[Dataset entries]
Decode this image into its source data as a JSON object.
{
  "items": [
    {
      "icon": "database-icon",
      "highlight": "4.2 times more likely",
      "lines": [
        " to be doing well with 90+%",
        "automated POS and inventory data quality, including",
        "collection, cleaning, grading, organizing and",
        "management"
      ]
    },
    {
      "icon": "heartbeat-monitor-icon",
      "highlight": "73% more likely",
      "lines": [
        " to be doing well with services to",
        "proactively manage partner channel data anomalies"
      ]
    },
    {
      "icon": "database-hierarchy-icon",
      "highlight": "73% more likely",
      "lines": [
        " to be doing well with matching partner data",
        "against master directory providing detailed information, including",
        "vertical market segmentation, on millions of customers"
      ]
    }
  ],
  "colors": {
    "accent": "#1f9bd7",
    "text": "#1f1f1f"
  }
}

JOB:
Copy out the whole listing exactly as written.

ANSWER TO THE TASK:
Decode this image into its source data as a JSON object.
{
  "items": [
    {
      "icon": "database-icon",
      "highlight": "4.2 times more likely",
      "lines": [
        " to be doing well with 90+%",
        "automated POS and inventory data quality, including",
        "collection, cleaning, grading, organizing and",
        "management"
      ]
    },
    {
      "icon": "heartbeat-monitor-icon",
      "highlight": "73% more likely",
      "lines": [
        " to be doing well with services to",
        "proactively manage partner channel data anomalies"
      ]
    },
    {
      "icon": "database-hierarchy-icon",
      "highlight": "73% more likely",
      "lines": [
        " to be doing well with matching partner data",
        "against master directory providing detailed information, including",
        "vertical market segmentation, on millions of customers"
      ]
    }
  ],
  "colors": {
    "accent": "#1f9bd7",
    "text": "#1f1f1f"
  }
}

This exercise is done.